Make an exact copy of each entry, leaving out every picture.

════════════════

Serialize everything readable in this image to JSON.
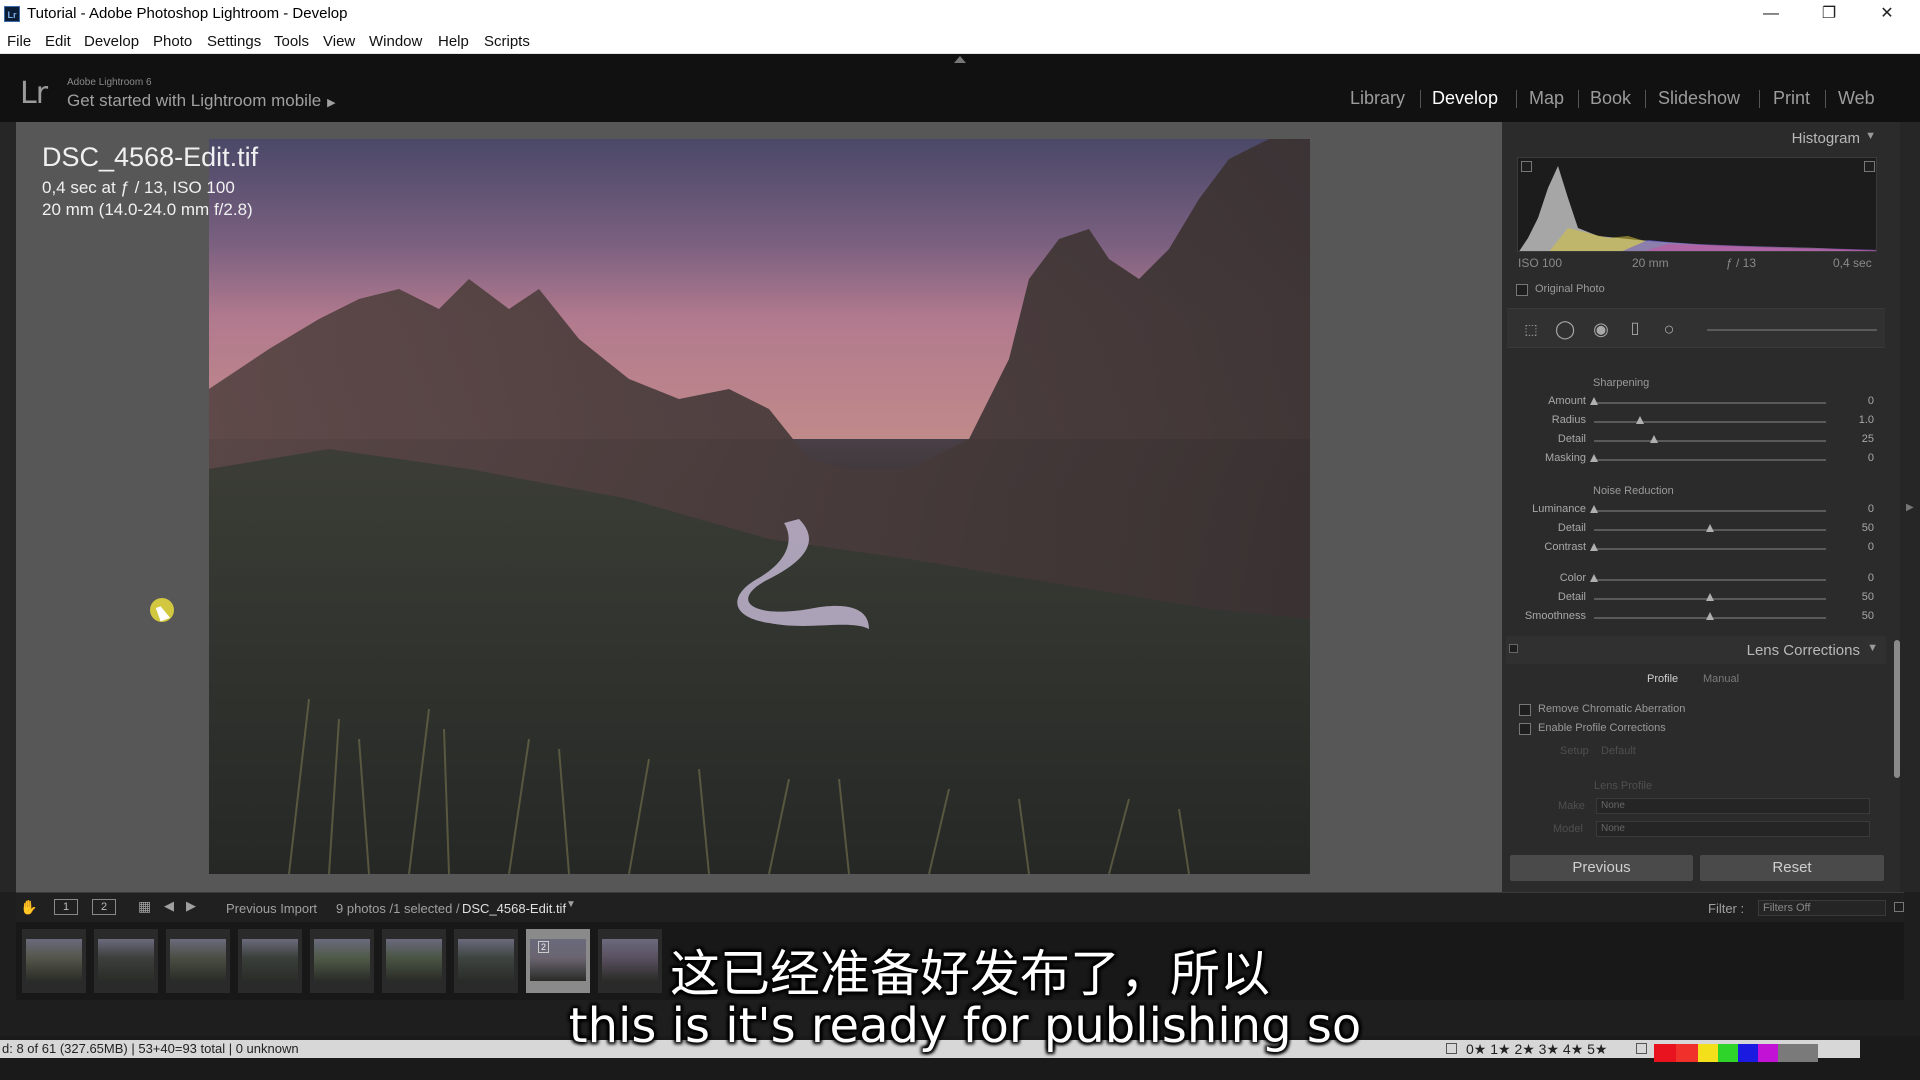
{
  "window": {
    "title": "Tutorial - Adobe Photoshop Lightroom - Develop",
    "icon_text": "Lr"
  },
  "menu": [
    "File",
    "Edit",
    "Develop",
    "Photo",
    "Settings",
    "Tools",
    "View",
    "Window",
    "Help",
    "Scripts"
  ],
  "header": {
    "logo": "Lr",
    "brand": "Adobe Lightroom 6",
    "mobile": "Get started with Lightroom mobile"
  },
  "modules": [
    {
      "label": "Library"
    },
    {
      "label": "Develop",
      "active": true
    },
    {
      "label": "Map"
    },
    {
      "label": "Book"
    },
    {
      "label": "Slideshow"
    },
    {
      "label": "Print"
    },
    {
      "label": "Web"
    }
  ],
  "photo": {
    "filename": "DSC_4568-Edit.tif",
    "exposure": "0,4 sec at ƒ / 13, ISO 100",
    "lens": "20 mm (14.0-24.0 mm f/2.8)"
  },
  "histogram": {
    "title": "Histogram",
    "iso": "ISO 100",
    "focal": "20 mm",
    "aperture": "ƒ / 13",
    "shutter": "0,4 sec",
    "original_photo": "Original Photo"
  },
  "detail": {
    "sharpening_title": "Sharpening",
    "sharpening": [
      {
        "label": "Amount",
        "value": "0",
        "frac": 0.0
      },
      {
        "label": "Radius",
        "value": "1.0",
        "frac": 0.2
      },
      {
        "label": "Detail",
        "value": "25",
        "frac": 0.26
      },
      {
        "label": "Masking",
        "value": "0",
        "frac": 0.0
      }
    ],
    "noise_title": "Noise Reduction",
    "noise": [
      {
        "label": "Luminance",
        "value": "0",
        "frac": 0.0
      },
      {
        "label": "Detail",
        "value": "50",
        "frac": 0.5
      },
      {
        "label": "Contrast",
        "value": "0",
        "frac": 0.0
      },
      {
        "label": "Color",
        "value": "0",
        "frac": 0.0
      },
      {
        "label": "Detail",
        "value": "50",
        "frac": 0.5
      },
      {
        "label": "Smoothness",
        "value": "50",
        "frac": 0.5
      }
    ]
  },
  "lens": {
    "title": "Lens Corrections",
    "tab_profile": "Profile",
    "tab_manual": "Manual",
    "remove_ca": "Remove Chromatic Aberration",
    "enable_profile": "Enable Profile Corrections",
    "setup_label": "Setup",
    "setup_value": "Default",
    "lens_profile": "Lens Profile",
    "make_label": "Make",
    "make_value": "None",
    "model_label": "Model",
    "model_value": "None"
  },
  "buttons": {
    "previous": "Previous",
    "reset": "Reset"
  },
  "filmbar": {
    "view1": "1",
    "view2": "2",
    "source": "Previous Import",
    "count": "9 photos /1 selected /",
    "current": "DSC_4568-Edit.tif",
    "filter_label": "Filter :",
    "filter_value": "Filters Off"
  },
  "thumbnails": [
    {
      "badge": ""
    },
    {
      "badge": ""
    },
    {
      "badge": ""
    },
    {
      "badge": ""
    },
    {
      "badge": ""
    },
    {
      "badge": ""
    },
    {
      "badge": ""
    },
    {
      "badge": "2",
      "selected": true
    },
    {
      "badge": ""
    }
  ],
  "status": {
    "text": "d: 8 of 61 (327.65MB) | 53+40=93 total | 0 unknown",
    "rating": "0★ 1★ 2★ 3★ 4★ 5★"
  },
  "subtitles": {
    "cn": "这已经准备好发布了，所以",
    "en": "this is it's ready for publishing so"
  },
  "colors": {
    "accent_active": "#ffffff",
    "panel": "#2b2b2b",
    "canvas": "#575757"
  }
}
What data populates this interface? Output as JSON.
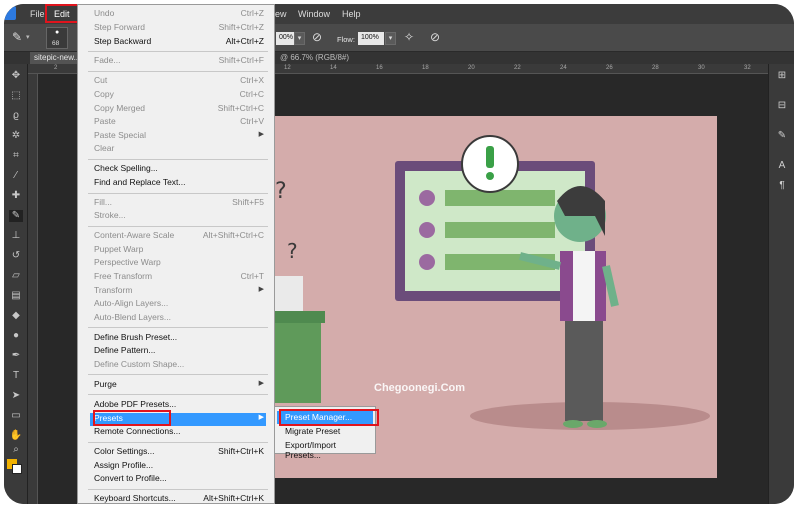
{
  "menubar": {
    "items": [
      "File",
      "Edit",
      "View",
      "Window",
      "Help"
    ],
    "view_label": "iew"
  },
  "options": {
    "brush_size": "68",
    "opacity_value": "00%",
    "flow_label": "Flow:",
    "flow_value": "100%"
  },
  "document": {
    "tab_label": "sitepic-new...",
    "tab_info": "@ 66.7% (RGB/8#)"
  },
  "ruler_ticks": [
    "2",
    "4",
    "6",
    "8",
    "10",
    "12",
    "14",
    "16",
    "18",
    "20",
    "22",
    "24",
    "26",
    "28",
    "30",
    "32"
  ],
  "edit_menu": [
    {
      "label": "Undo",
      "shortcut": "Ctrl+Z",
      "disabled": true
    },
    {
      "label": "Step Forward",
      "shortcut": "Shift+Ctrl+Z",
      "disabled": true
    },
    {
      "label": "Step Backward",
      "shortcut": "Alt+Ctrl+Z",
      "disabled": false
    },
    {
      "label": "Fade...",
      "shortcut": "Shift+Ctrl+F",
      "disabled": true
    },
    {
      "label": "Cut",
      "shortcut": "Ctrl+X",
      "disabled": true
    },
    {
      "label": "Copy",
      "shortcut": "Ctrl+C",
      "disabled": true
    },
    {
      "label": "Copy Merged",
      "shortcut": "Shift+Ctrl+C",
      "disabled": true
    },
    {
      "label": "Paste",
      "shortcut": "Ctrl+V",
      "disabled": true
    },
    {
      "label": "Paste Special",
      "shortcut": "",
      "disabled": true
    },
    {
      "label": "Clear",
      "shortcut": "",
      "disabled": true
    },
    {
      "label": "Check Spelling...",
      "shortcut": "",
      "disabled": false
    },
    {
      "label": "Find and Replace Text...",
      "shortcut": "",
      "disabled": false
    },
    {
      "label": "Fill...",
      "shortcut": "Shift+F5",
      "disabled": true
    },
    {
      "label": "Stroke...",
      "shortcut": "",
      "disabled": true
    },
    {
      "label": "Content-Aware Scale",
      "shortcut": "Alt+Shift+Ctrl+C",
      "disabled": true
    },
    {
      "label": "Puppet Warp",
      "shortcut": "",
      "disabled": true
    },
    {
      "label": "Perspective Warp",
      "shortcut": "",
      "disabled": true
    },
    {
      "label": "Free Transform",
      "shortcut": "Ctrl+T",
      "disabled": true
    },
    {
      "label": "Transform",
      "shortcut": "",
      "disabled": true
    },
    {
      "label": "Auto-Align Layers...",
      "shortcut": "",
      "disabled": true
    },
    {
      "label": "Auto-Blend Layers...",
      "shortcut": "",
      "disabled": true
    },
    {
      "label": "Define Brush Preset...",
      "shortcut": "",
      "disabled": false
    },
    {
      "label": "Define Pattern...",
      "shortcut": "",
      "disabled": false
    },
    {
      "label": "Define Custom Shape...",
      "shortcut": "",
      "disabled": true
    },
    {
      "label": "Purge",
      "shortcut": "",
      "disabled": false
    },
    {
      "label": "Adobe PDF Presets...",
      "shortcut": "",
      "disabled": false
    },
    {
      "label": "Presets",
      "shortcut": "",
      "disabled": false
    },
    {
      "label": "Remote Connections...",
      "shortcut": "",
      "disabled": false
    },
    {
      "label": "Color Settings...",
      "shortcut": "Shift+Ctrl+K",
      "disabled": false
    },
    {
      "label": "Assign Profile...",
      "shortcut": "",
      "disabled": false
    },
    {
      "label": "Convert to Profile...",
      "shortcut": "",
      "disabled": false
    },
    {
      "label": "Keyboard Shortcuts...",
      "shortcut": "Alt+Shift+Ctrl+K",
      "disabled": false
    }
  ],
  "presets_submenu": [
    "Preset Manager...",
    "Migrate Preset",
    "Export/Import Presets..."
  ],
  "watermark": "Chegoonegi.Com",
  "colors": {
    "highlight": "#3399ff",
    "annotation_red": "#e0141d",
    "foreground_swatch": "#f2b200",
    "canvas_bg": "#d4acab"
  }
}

════════════════

- TASK RESULT:
Serialize everything readable in this image to JSON.
{
  "window": {
    "title": "Tutorial - Adobe Photoshop Lightroom - Develop",
    "icon_text": "Lr"
  },
  "menu": [
    "File",
    "Edit",
    "Develop",
    "Photo",
    "Settings",
    "Tools",
    "View",
    "Window",
    "Help",
    "Scripts"
  ],
  "header": {
    "logo": "Lr",
    "brand": "Adobe Lightroom 6",
    "mobile": "Get started with Lightroom mobile"
  },
  "modules": [
    {
      "label": "Library"
    },
    {
      "label": "Develop",
      "active": true
    },
    {
      "label": "Map"
    },
    {
      "label": "Book"
    },
    {
      "label": "Slideshow"
    },
    {
      "label": "Print"
    },
    {
      "label": "Web"
    }
  ],
  "photo": {
    "filename": "DSC_4568-Edit.tif",
    "exposure": "0,4 sec at ƒ / 13, ISO 100",
    "lens": "20 mm (14.0-24.0 mm f/2.8)"
  },
  "histogram": {
    "title": "Histogram",
    "iso": "ISO 100",
    "focal": "20 mm",
    "aperture": "ƒ / 13",
    "shutter": "0,4 sec",
    "original_photo": "Original Photo"
  },
  "detail": {
    "sharpening_title": "Sharpening",
    "sharpening": [
      {
        "label": "Amount",
        "value": "0",
        "frac": 0.0
      },
      {
        "label": "Radius",
        "value": "1.0",
        "frac": 0.2
      },
      {
        "label": "Detail",
        "value": "25",
        "frac": 0.26
      },
      {
        "label": "Masking",
        "value": "0",
        "frac": 0.0
      }
    ],
    "noise_title": "Noise Reduction",
    "noise": [
      {
        "label": "Luminance",
        "value": "0",
        "frac": 0.0
      },
      {
        "label": "Detail",
        "value": "50",
        "frac": 0.5
      },
      {
        "label": "Contrast",
        "value": "0",
        "frac": 0.0
      },
      {
        "label": "Color",
        "value": "0",
        "frac": 0.0
      },
      {
        "label": "Detail",
        "value": "50",
        "frac": 0.5
      },
      {
        "label": "Smoothness",
        "value": "50",
        "frac": 0.5
      }
    ]
  },
  "lens": {
    "title": "Lens Corrections",
    "tab_profile": "Profile",
    "tab_manual": "Manual",
    "remove_ca": "Remove Chromatic Aberration",
    "enable_profile": "Enable Profile Corrections",
    "setup_label": "Setup",
    "setup_value": "Default",
    "lens_profile": "Lens Profile",
    "make_label": "Make",
    "make_value": "None",
    "model_label": "Model",
    "model_value": "None"
  },
  "buttons": {
    "previous": "Previous",
    "reset": "Reset"
  },
  "filmbar": {
    "view1": "1",
    "view2": "2",
    "source": "Previous Import",
    "count": "9 photos /1 selected /",
    "current": "DSC_4568-Edit.tif",
    "filter_label": "Filter :",
    "filter_value": "Filters Off"
  },
  "thumbnails": [
    {
      "badge": ""
    },
    {
      "badge": ""
    },
    {
      "badge": ""
    },
    {
      "badge": ""
    },
    {
      "badge": ""
    },
    {
      "badge": ""
    },
    {
      "badge": ""
    },
    {
      "badge": "2",
      "selected": true
    },
    {
      "badge": ""
    }
  ],
  "status": {
    "text": "d: 8 of 61 (327.65MB) | 53+40=93 total | 0 unknown",
    "rating": "0★ 1★ 2★ 3★ 4★ 5★"
  },
  "subtitles": {
    "cn": "这已经准备好发布了，所以",
    "en": "this is it's ready for publishing so"
  },
  "colors": {
    "accent_active": "#ffffff",
    "panel": "#2b2b2b",
    "canvas": "#575757"
  }
}
What data populates this interface? Output as JSON.
{
  "menubar": {
    "items": [
      "File",
      "Edit",
      "View",
      "Window",
      "Help"
    ],
    "view_label": "iew"
  },
  "options": {
    "brush_size": "68",
    "opacity_value": "00%",
    "flow_label": "Flow:",
    "flow_value": "100%"
  },
  "document": {
    "tab_label": "sitepic-new...",
    "tab_info": "@ 66.7% (RGB/8#)"
  },
  "ruler_ticks": [
    "2",
    "4",
    "6",
    "8",
    "10",
    "12",
    "14",
    "16",
    "18",
    "20",
    "22",
    "24",
    "26",
    "28",
    "30",
    "32"
  ],
  "edit_menu": [
    {
      "label": "Undo",
      "shortcut": "Ctrl+Z",
      "disabled": true
    },
    {
      "label": "Step Forward",
      "shortcut": "Shift+Ctrl+Z",
      "disabled": true
    },
    {
      "label": "Step Backward",
      "shortcut": "Alt+Ctrl+Z",
      "disabled": false
    },
    {
      "label": "Fade...",
      "shortcut": "Shift+Ctrl+F",
      "disabled": true
    },
    {
      "label": "Cut",
      "shortcut": "Ctrl+X",
      "disabled": true
    },
    {
      "label": "Copy",
      "shortcut": "Ctrl+C",
      "disabled": true
    },
    {
      "label": "Copy Merged",
      "shortcut": "Shift+Ctrl+C",
      "disabled": true
    },
    {
      "label": "Paste",
      "shortcut": "Ctrl+V",
      "disabled": true
    },
    {
      "label": "Paste Special",
      "shortcut": "",
      "disabled": true
    },
    {
      "label": "Clear",
      "shortcut": "",
      "disabled": true
    },
    {
      "label": "Check Spelling...",
      "shortcut": "",
      "disabled": false
    },
    {
      "label": "Find and Replace Text...",
      "shortcut": "",
      "disabled": false
    },
    {
      "label": "Fill...",
      "shortcut": "Shift+F5",
      "disabled": true
    },
    {
      "label": "Stroke...",
      "shortcut": "",
      "disabled": true
    },
    {
      "label": "Content-Aware Scale",
      "shortcut": "Alt+Shift+Ctrl+C",
      "disabled": true
    },
    {
      "label": "Puppet Warp",
      "shortcut": "",
      "disabled": true
    },
    {
      "label": "Perspective Warp",
      "shortcut": "",
      "disabled": true
    },
    {
      "label": "Free Transform",
      "shortcut": "Ctrl+T",
      "disabled": true
    },
    {
      "label": "Transform",
      "shortcut": "",
      "disabled": true
    },
    {
      "label": "Auto-Align Layers...",
      "shortcut": "",
      "disabled": true
    },
    {
      "label": "Auto-Blend Layers...",
      "shortcut": "",
      "disabled": true
    },
    {
      "label": "Define Brush Preset...",
      "shortcut": "",
      "disabled": false
    },
    {
      "label": "Define Pattern...",
      "shortcut": "",
      "disabled": false
    },
    {
      "label": "Define Custom Shape...",
      "shortcut": "",
      "disabled": true
    },
    {
      "label": "Purge",
      "shortcut": "",
      "disabled": false
    },
    {
      "label": "Adobe PDF Presets...",
      "shortcut": "",
      "disabled": false
    },
    {
      "label": "Presets",
      "shortcut": "",
      "disabled": false
    },
    {
      "label": "Remote Connections...",
      "shortcut": "",
      "disabled": false
    },
    {
      "label": "Color Settings...",
      "shortcut": "Shift+Ctrl+K",
      "disabled": false
    },
    {
      "label": "Assign Profile...",
      "shortcut": "",
      "disabled": false
    },
    {
      "label": "Convert to Profile...",
      "shortcut": "",
      "disabled": false
    },
    {
      "label": "Keyboard Shortcuts...",
      "shortcut": "Alt+Shift+Ctrl+K",
      "disabled": false
    }
  ],
  "presets_submenu": [
    "Preset Manager...",
    "Migrate Preset",
    "Export/Import Presets..."
  ],
  "watermark": "Chegoonegi.Com",
  "colors": {
    "highlight": "#3399ff",
    "annotation_red": "#e0141d",
    "foreground_swatch": "#f2b200",
    "canvas_bg": "#d4acab"
  }
}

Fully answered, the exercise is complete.